**Data for processing:**

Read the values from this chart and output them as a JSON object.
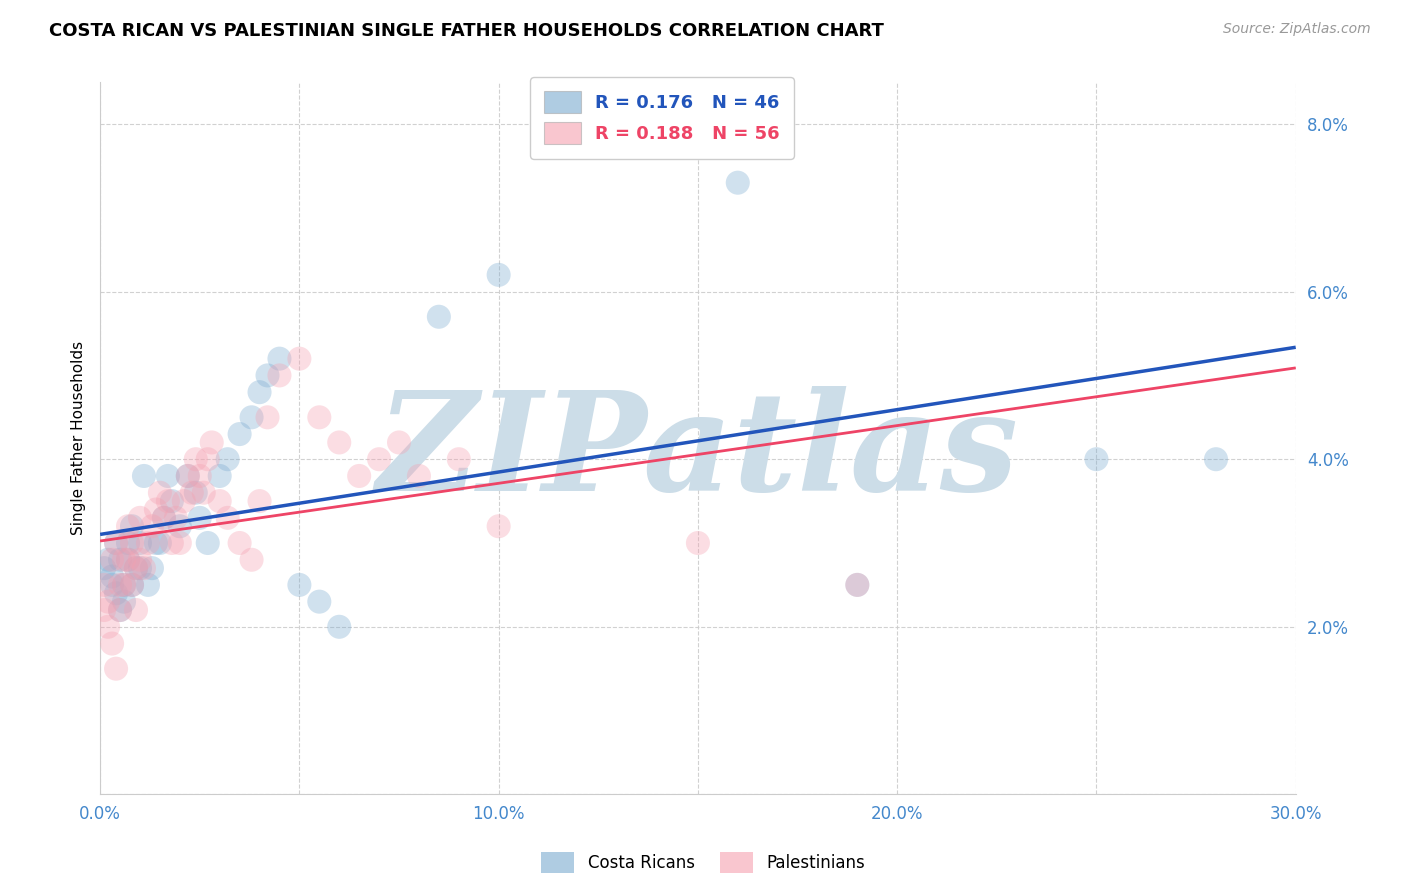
{
  "title": "COSTA RICAN VS PALESTINIAN SINGLE FATHER HOUSEHOLDS CORRELATION CHART",
  "source": "Source: ZipAtlas.com",
  "ylabel": "Single Father Households",
  "x_ticks": [
    0.0,
    0.05,
    0.1,
    0.15,
    0.2,
    0.25,
    0.3
  ],
  "x_tick_labels": [
    "0.0%",
    "",
    "10.0%",
    "",
    "20.0%",
    "",
    "30.0%"
  ],
  "y_ticks": [
    0.0,
    0.02,
    0.04,
    0.06,
    0.08
  ],
  "y_tick_labels": [
    "",
    "2.0%",
    "4.0%",
    "6.0%",
    "8.0%"
  ],
  "xlim": [
    0.0,
    0.3
  ],
  "ylim": [
    0.0,
    0.085
  ],
  "legend_label_cr": "Costa Ricans",
  "legend_label_pal": "Palestinians",
  "cr_color": "#7aaad0",
  "pal_color": "#f5a0b0",
  "cr_line_color": "#2255bb",
  "pal_line_color": "#ee4466",
  "watermark_text": "ZIPatlas",
  "watermark_color": "#ccdde8",
  "cr_r": "0.176",
  "cr_n": "46",
  "pal_r": "0.188",
  "pal_n": "56",
  "costa_rican_x": [
    0.001,
    0.002,
    0.003,
    0.003,
    0.004,
    0.004,
    0.005,
    0.005,
    0.006,
    0.006,
    0.007,
    0.007,
    0.008,
    0.008,
    0.009,
    0.01,
    0.01,
    0.011,
    0.012,
    0.013,
    0.014,
    0.015,
    0.016,
    0.017,
    0.018,
    0.02,
    0.022,
    0.024,
    0.025,
    0.027,
    0.03,
    0.032,
    0.035,
    0.038,
    0.04,
    0.042,
    0.045,
    0.05,
    0.055,
    0.06,
    0.085,
    0.1,
    0.16,
    0.19,
    0.25,
    0.28
  ],
  "costa_rican_y": [
    0.027,
    0.028,
    0.026,
    0.025,
    0.03,
    0.024,
    0.022,
    0.028,
    0.023,
    0.025,
    0.028,
    0.03,
    0.032,
    0.025,
    0.027,
    0.027,
    0.03,
    0.038,
    0.025,
    0.027,
    0.03,
    0.03,
    0.033,
    0.038,
    0.035,
    0.032,
    0.038,
    0.036,
    0.033,
    0.03,
    0.038,
    0.04,
    0.043,
    0.045,
    0.048,
    0.05,
    0.052,
    0.025,
    0.023,
    0.02,
    0.057,
    0.062,
    0.073,
    0.025,
    0.04,
    0.04
  ],
  "palestinian_x": [
    0.001,
    0.001,
    0.002,
    0.002,
    0.003,
    0.003,
    0.004,
    0.004,
    0.005,
    0.005,
    0.006,
    0.006,
    0.007,
    0.007,
    0.008,
    0.008,
    0.009,
    0.009,
    0.01,
    0.01,
    0.011,
    0.012,
    0.013,
    0.014,
    0.015,
    0.016,
    0.017,
    0.018,
    0.019,
    0.02,
    0.021,
    0.022,
    0.023,
    0.024,
    0.025,
    0.026,
    0.027,
    0.028,
    0.03,
    0.032,
    0.035,
    0.038,
    0.04,
    0.042,
    0.045,
    0.05,
    0.055,
    0.06,
    0.065,
    0.07,
    0.075,
    0.08,
    0.09,
    0.1,
    0.15,
    0.19
  ],
  "palestinian_y": [
    0.025,
    0.022,
    0.023,
    0.02,
    0.018,
    0.028,
    0.015,
    0.03,
    0.025,
    0.022,
    0.028,
    0.025,
    0.032,
    0.028,
    0.025,
    0.03,
    0.027,
    0.022,
    0.033,
    0.028,
    0.027,
    0.03,
    0.032,
    0.034,
    0.036,
    0.033,
    0.035,
    0.03,
    0.033,
    0.03,
    0.035,
    0.038,
    0.036,
    0.04,
    0.038,
    0.036,
    0.04,
    0.042,
    0.035,
    0.033,
    0.03,
    0.028,
    0.035,
    0.045,
    0.05,
    0.052,
    0.045,
    0.042,
    0.038,
    0.04,
    0.042,
    0.038,
    0.04,
    0.032,
    0.03,
    0.025
  ]
}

**What you should do:**
Restate every record exactly, please; do not copy the pictures.

**The output:**
Read the values from this chart and output them as a JSON object.
{
  "title": "COSTA RICAN VS PALESTINIAN SINGLE FATHER HOUSEHOLDS CORRELATION CHART",
  "source": "Source: ZipAtlas.com",
  "ylabel": "Single Father Households",
  "x_ticks": [
    0.0,
    0.05,
    0.1,
    0.15,
    0.2,
    0.25,
    0.3
  ],
  "x_tick_labels": [
    "0.0%",
    "",
    "10.0%",
    "",
    "20.0%",
    "",
    "30.0%"
  ],
  "y_ticks": [
    0.0,
    0.02,
    0.04,
    0.06,
    0.08
  ],
  "y_tick_labels": [
    "",
    "2.0%",
    "4.0%",
    "6.0%",
    "8.0%"
  ],
  "xlim": [
    0.0,
    0.3
  ],
  "ylim": [
    0.0,
    0.085
  ],
  "legend_label_cr": "Costa Ricans",
  "legend_label_pal": "Palestinians",
  "cr_color": "#7aaad0",
  "pal_color": "#f5a0b0",
  "cr_line_color": "#2255bb",
  "pal_line_color": "#ee4466",
  "watermark_text": "ZIPatlas",
  "watermark_color": "#ccdde8",
  "cr_r": "0.176",
  "cr_n": "46",
  "pal_r": "0.188",
  "pal_n": "56",
  "costa_rican_x": [
    0.001,
    0.002,
    0.003,
    0.003,
    0.004,
    0.004,
    0.005,
    0.005,
    0.006,
    0.006,
    0.007,
    0.007,
    0.008,
    0.008,
    0.009,
    0.01,
    0.01,
    0.011,
    0.012,
    0.013,
    0.014,
    0.015,
    0.016,
    0.017,
    0.018,
    0.02,
    0.022,
    0.024,
    0.025,
    0.027,
    0.03,
    0.032,
    0.035,
    0.038,
    0.04,
    0.042,
    0.045,
    0.05,
    0.055,
    0.06,
    0.085,
    0.1,
    0.16,
    0.19,
    0.25,
    0.28
  ],
  "costa_rican_y": [
    0.027,
    0.028,
    0.026,
    0.025,
    0.03,
    0.024,
    0.022,
    0.028,
    0.023,
    0.025,
    0.028,
    0.03,
    0.032,
    0.025,
    0.027,
    0.027,
    0.03,
    0.038,
    0.025,
    0.027,
    0.03,
    0.03,
    0.033,
    0.038,
    0.035,
    0.032,
    0.038,
    0.036,
    0.033,
    0.03,
    0.038,
    0.04,
    0.043,
    0.045,
    0.048,
    0.05,
    0.052,
    0.025,
    0.023,
    0.02,
    0.057,
    0.062,
    0.073,
    0.025,
    0.04,
    0.04
  ],
  "palestinian_x": [
    0.001,
    0.001,
    0.002,
    0.002,
    0.003,
    0.003,
    0.004,
    0.004,
    0.005,
    0.005,
    0.006,
    0.006,
    0.007,
    0.007,
    0.008,
    0.008,
    0.009,
    0.009,
    0.01,
    0.01,
    0.011,
    0.012,
    0.013,
    0.014,
    0.015,
    0.016,
    0.017,
    0.018,
    0.019,
    0.02,
    0.021,
    0.022,
    0.023,
    0.024,
    0.025,
    0.026,
    0.027,
    0.028,
    0.03,
    0.032,
    0.035,
    0.038,
    0.04,
    0.042,
    0.045,
    0.05,
    0.055,
    0.06,
    0.065,
    0.07,
    0.075,
    0.08,
    0.09,
    0.1,
    0.15,
    0.19
  ],
  "palestinian_y": [
    0.025,
    0.022,
    0.023,
    0.02,
    0.018,
    0.028,
    0.015,
    0.03,
    0.025,
    0.022,
    0.028,
    0.025,
    0.032,
    0.028,
    0.025,
    0.03,
    0.027,
    0.022,
    0.033,
    0.028,
    0.027,
    0.03,
    0.032,
    0.034,
    0.036,
    0.033,
    0.035,
    0.03,
    0.033,
    0.03,
    0.035,
    0.038,
    0.036,
    0.04,
    0.038,
    0.036,
    0.04,
    0.042,
    0.035,
    0.033,
    0.03,
    0.028,
    0.035,
    0.045,
    0.05,
    0.052,
    0.045,
    0.042,
    0.038,
    0.04,
    0.042,
    0.038,
    0.04,
    0.032,
    0.03,
    0.025
  ]
}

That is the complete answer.